**Exercise objective:** Pull out each line of the records holding the string "title".
[start]
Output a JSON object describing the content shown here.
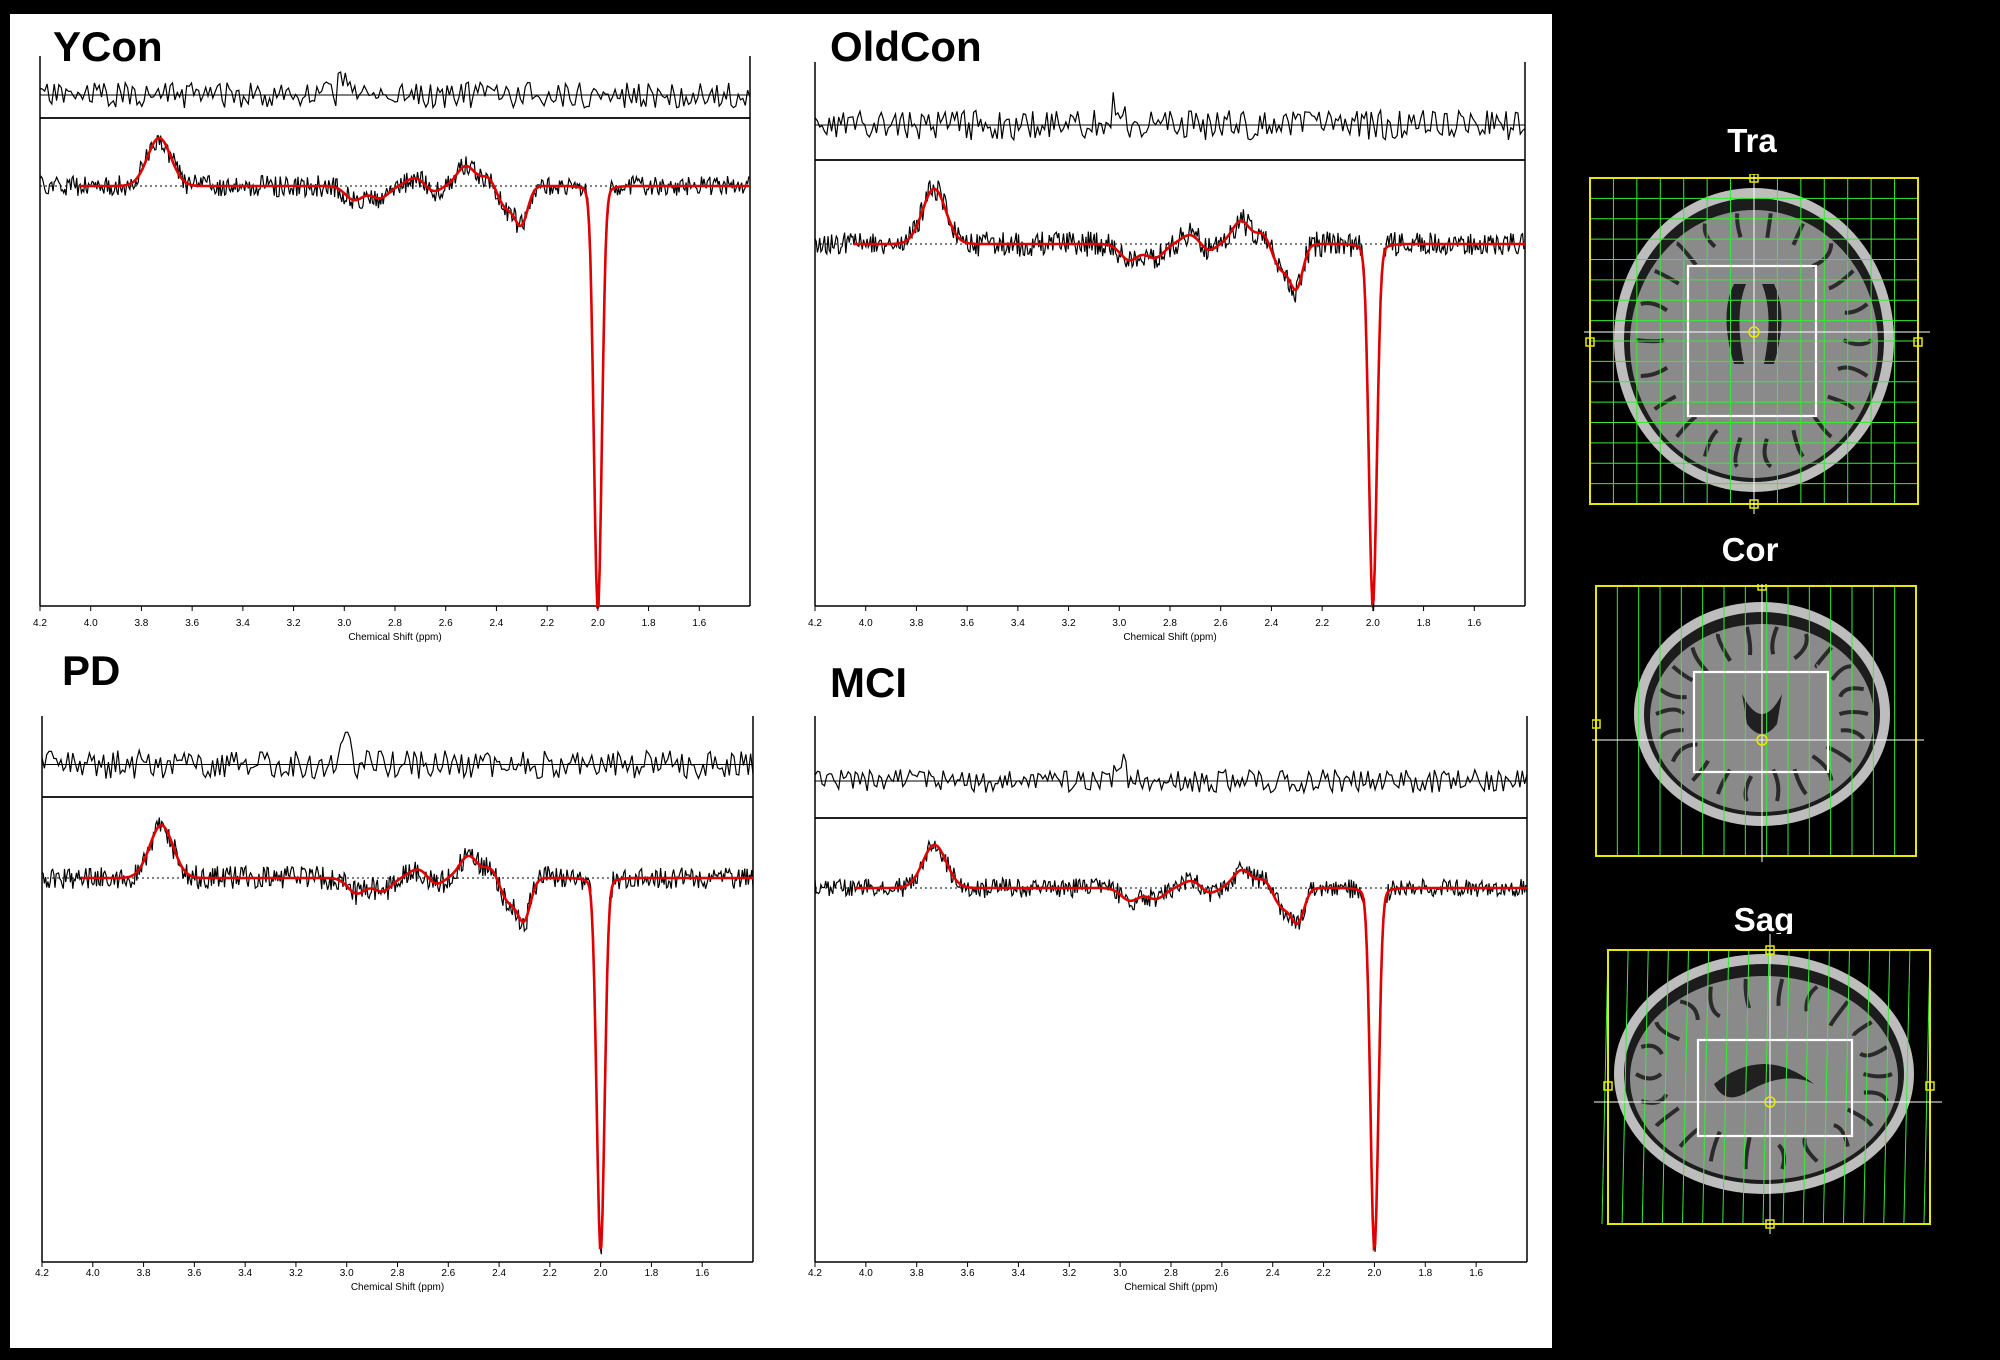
{
  "panels": [
    {
      "id": "ycon",
      "title": "YCon",
      "xlabel": "Chemical Shift (ppm)",
      "ticks": [
        "4.2",
        "4.0",
        "3.8",
        "3.6",
        "3.4",
        "3.2",
        "3.0",
        "2.8",
        "2.6",
        "2.4",
        "2.2",
        "2.0",
        "1.8",
        "1.6"
      ]
    },
    {
      "id": "oldcon",
      "title": "OldCon",
      "xlabel": "Chemical Shift (ppm)",
      "ticks": [
        "4.2",
        "4.0",
        "3.8",
        "3.6",
        "3.4",
        "3.2",
        "3.0",
        "2.8",
        "2.6",
        "2.4",
        "2.2",
        "2.0",
        "1.8",
        "1.6"
      ]
    },
    {
      "id": "pd",
      "title": "PD",
      "xlabel": "Chemical Shift (ppm)",
      "ticks": [
        "4.2",
        "4.0",
        "3.8",
        "3.6",
        "3.4",
        "3.2",
        "3.0",
        "2.8",
        "2.6",
        "2.4",
        "2.2",
        "2.0",
        "1.8",
        "1.6"
      ]
    },
    {
      "id": "mci",
      "title": "MCI",
      "xlabel": "Chemical Shift (ppm)",
      "ticks": [
        "4.2",
        "4.0",
        "3.8",
        "3.6",
        "3.4",
        "3.2",
        "3.0",
        "2.8",
        "2.6",
        "2.4",
        "2.2",
        "2.0",
        "1.8",
        "1.6"
      ]
    }
  ],
  "mri_views": [
    {
      "id": "tra",
      "label": "Tra"
    },
    {
      "id": "cor",
      "label": "Cor"
    },
    {
      "id": "sag",
      "label": "Sag"
    }
  ],
  "colors": {
    "fit": "#e00000",
    "data": "#000000",
    "grid": "#33ee33",
    "frame": "#e8e800",
    "voxel": "#ffffff"
  }
}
[end]
**Result for this task:**
      "title": "YCon",
      "title": "OldCon",
      "title": "PD",
      "title": "MCI",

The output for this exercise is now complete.